Exercise :: How many lines of these records hold the string "Chapter"? Reply with the number alone.

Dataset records

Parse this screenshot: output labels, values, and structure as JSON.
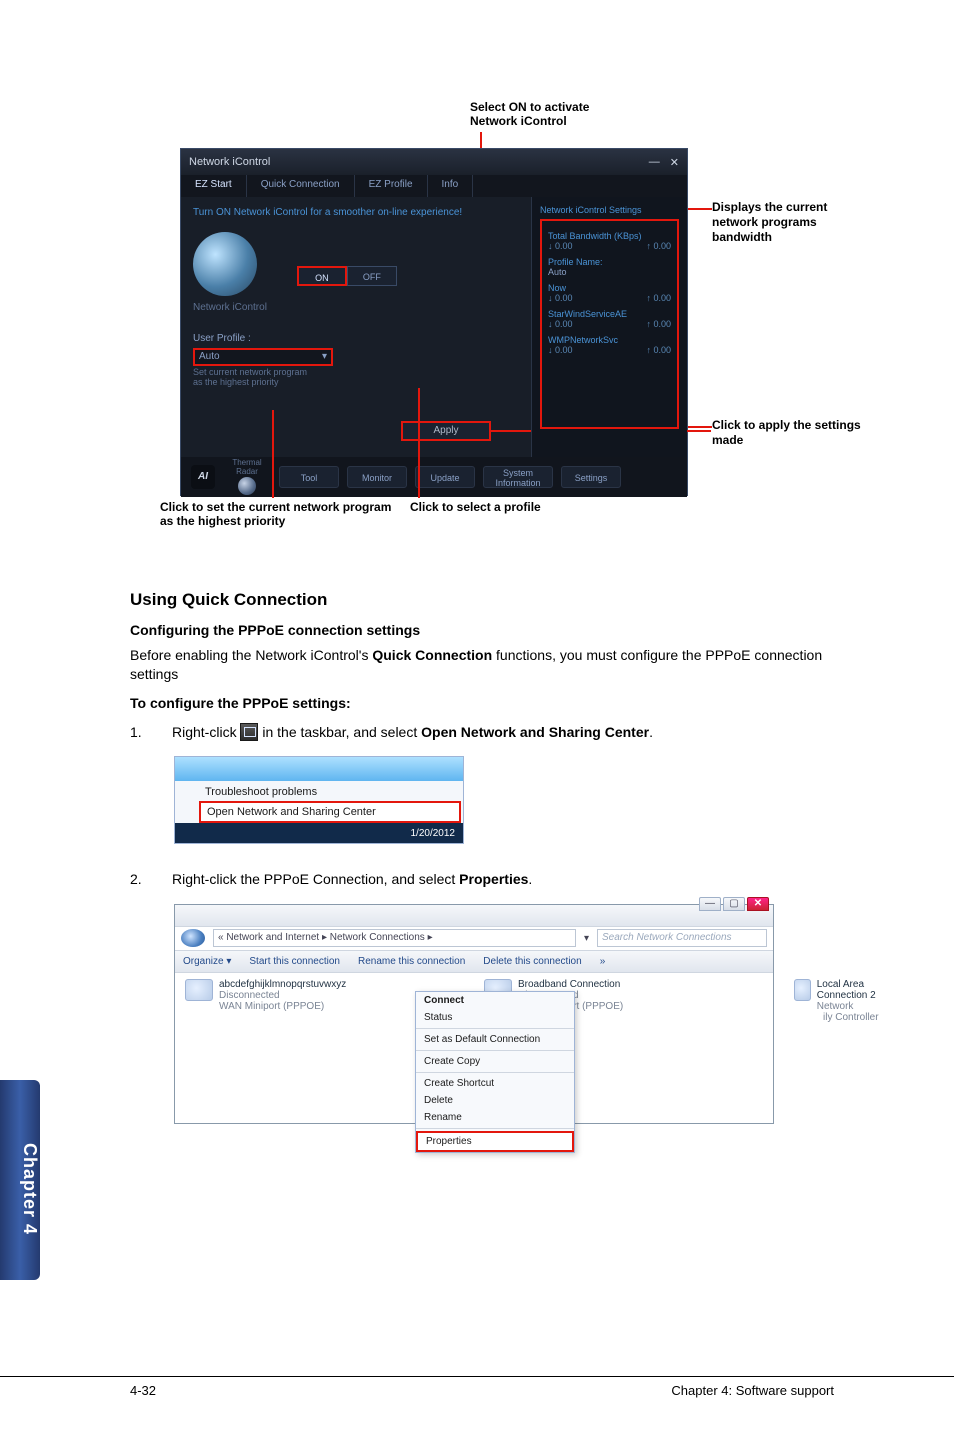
{
  "callouts": {
    "top": "Select ON to activate\nNetwork iControl",
    "right1": "Displays the current network programs bandwidth",
    "right2": "Click to apply the settings made",
    "bottom_left": "Click to set the current network program as the highest priority",
    "bottom_mid": "Click to select a profile"
  },
  "appwin": {
    "title": "Network iControl",
    "close": "✕",
    "min": "—",
    "tabs": [
      "EZ Start",
      "Quick Connection",
      "EZ Profile",
      "Info"
    ],
    "msg": "Turn ON Network iControl for a smoother on-line experience!",
    "on": "ON",
    "off": "OFF",
    "leftlabel": "Network iControl",
    "userprofile_lbl": "User Profile :",
    "userprofile_val": "Auto",
    "userprofile_hint1": "Set current network program",
    "userprofile_hint2": "as the highest priority",
    "apply": "Apply",
    "right_head": "Network iControl Settings",
    "right_bw_t": "Total Bandwidth (KBps)",
    "right_dn1": "↓ 0.00",
    "right_up1": "↑ 0.00",
    "right_profname_t": "Profile Name:",
    "right_profname_v": "Auto",
    "right_now": "Now",
    "right_dn2": "↓ 0.00",
    "right_up2": "↑ 0.00",
    "right_svc1": "StarWindServiceAE",
    "right_dn3": "↓ 0.00",
    "right_up3": "↑ 0.00",
    "right_svc2": "WMPNetworkSvc",
    "right_dn4": "↓ 0.00",
    "right_up4": "↑ 0.00",
    "bb_thermal": "Thermal Radar",
    "bb_tool": "Tool",
    "bb_monitor": "Monitor",
    "bb_update": "Update",
    "bb_sys": "System Information",
    "bb_settings": "Settings",
    "logo": "AI"
  },
  "text": {
    "h2": "Using Quick Connection",
    "h3": "Configuring the PPPoE connection settings",
    "para1a": "Before enabling the Network iControl's ",
    "para1b": "Quick Connection",
    "para1c": " functions, you must configure the PPPoE connection settings",
    "para2": "To configure the PPPoE settings",
    "step1_num": "1.",
    "step1a": "Right-click ",
    "step1b": " in the taskbar, and select ",
    "step1c": "Open Network and Sharing Center",
    "step1d": ".",
    "step2_num": "2.",
    "step2a": "Right-click the PPPoE Connection, and select ",
    "step2b": "Properties",
    "step2c": "."
  },
  "tray": {
    "item1": "Troubleshoot problems",
    "item2": "Open Network and Sharing Center",
    "time": "1/20/2012"
  },
  "expl": {
    "crumbs": "« Network and Internet  ▸  Network Connections  ▸",
    "search": "Search Network Connections",
    "organize": "Organize ▾",
    "t1": "Start this connection",
    "t2": "Rename this connection",
    "t3": "Delete this connection",
    "t4": "»",
    "conn1_name": "abcdefghijklmnopqrstuvwxyz",
    "conn1_state": "Disconnected",
    "conn1_dev": "WAN Miniport (PPPOE)",
    "conn2_name": "Broadband Connection",
    "conn2_state": "Disconnected",
    "conn2_dev": "WAN Miniport (PPPOE)",
    "conn3_name": "Local Area Connection 2",
    "conn3_state": "Network",
    "conn3_dev": "ily Controller",
    "ctx": [
      "Connect",
      "Status",
      "Set as Default Connection",
      "Create Copy",
      "Create Shortcut",
      "Delete",
      "Rename",
      "Properties"
    ]
  },
  "footer": {
    "left": "4-32",
    "right": "Chapter 4: Software support"
  },
  "chapter_tab": "Chapter 4"
}
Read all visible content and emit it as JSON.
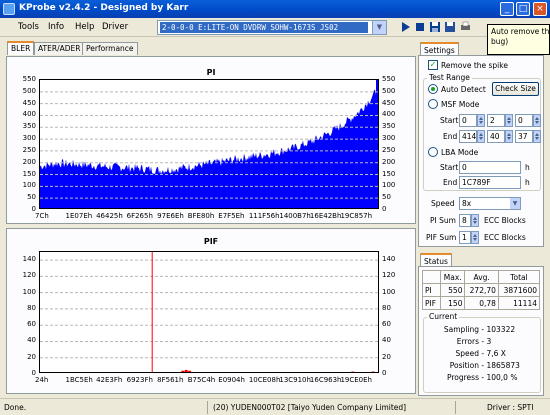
{
  "window": {
    "title": "KProbe v2.4.2 - Designed by Karr"
  },
  "menu": {
    "items": [
      "Tools",
      "Info",
      "Help",
      "Driver"
    ]
  },
  "drive": {
    "selected": "2-0-0-0 E:LITE-ON DVDRW SOHW-1673S JS02"
  },
  "tooltip": {
    "line1": "Auto remove the s",
    "line2": "bug)"
  },
  "tabs": [
    "BLER",
    "ATER/ADER",
    "Performance"
  ],
  "colors": {
    "pi_series": "#0000ff",
    "pif_series": "#ff0000",
    "accent_tab": "#e68b2c"
  },
  "chart_data": [
    {
      "type": "area",
      "title": "PI",
      "ylim": [
        0,
        550
      ],
      "yticks": [
        0,
        50,
        100,
        150,
        200,
        250,
        300,
        350,
        400,
        450,
        500,
        550
      ],
      "xtick_labels": [
        "7Ch",
        "1E07Eh",
        "46425h",
        "6F265h",
        "97E6Eh",
        "BFE80h",
        "E7F5Eh",
        "111F56h",
        "1400B7h",
        "16E42Bh",
        "19C857h"
      ],
      "grid": true,
      "x": [
        0.0,
        0.05,
        0.1,
        0.15,
        0.2,
        0.25,
        0.3,
        0.35,
        0.4,
        0.45,
        0.5,
        0.55,
        0.6,
        0.65,
        0.7,
        0.75,
        0.8,
        0.85,
        0.88,
        0.91,
        0.94,
        0.97,
        1.0
      ],
      "y": [
        185,
        198,
        195,
        190,
        183,
        180,
        176,
        168,
        174,
        186,
        195,
        208,
        222,
        232,
        246,
        264,
        290,
        326,
        352,
        382,
        418,
        468,
        520
      ]
    },
    {
      "type": "area",
      "title": "PIF",
      "ylim": [
        0,
        150
      ],
      "yticks": [
        0,
        20,
        40,
        60,
        80,
        100,
        120,
        140
      ],
      "xtick_labels": [
        "24h",
        "1BC5Eh",
        "42E3Fh",
        "6923Fh",
        "8F561h",
        "B75C4h",
        "E0904h",
        "10CE08h",
        "13C910h",
        "16C963h",
        "19CE0Eh"
      ],
      "grid": true,
      "spikes": [
        {
          "x": 0.33,
          "y": 150
        },
        {
          "x": 0.42,
          "y": 4
        },
        {
          "x": 0.43,
          "y": 5
        },
        {
          "x": 0.44,
          "y": 4
        },
        {
          "x": 0.52,
          "y": 2
        },
        {
          "x": 0.6,
          "y": 2
        },
        {
          "x": 0.68,
          "y": 1
        },
        {
          "x": 0.75,
          "y": 2
        },
        {
          "x": 0.82,
          "y": 1
        },
        {
          "x": 0.88,
          "y": 2
        },
        {
          "x": 0.92,
          "y": 3
        },
        {
          "x": 0.95,
          "y": 2
        },
        {
          "x": 0.98,
          "y": 3
        }
      ]
    }
  ],
  "settings": {
    "tab_label": "Settings",
    "remove_spike_label": "Remove the spike",
    "remove_spike_checked": true,
    "test_range_label": "Test Range",
    "auto_detect_label": "Auto Detect",
    "check_size_label": "Check Size",
    "msf_mode_label": "MSF Mode",
    "start_label": "Start",
    "end_label": "End",
    "msf_start": [
      "0",
      "2",
      "0"
    ],
    "msf_end": [
      "414",
      "40",
      "37"
    ],
    "lba_mode_label": "LBA Mode",
    "lba_start": "0",
    "lba_end": "1C789F",
    "h_label": "h",
    "speed_label": "Speed",
    "speed_value": "8x",
    "pi_sum_label": "PI Sum",
    "pi_sum_value": "8",
    "pif_sum_label": "PIF Sum",
    "pif_sum_value": "1",
    "ecc_blocks_label": "ECC Blocks"
  },
  "status": {
    "tab_label": "Status",
    "headers": [
      "Max.",
      "Avg.",
      "Total"
    ],
    "rows": [
      {
        "name": "PI",
        "max": "550",
        "avg": "272,70",
        "total": "3871600"
      },
      {
        "name": "PIF",
        "max": "150",
        "avg": "0,78",
        "total": "11114"
      }
    ],
    "current_label": "Current",
    "current": [
      {
        "key": "Sampling",
        "value": "103322"
      },
      {
        "key": "Errors",
        "value": "3"
      },
      {
        "key": "Speed",
        "value": "7,6  X"
      },
      {
        "key": "Position",
        "value": "1865873"
      },
      {
        "key": "Progress",
        "value": "100,0 %"
      }
    ]
  },
  "statusbar": {
    "left": "Done.",
    "media": "(20) YUDEN000T02 [Taiyo Yuden Company Limited]",
    "driver": "Driver : SPTI"
  }
}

Response below :: 2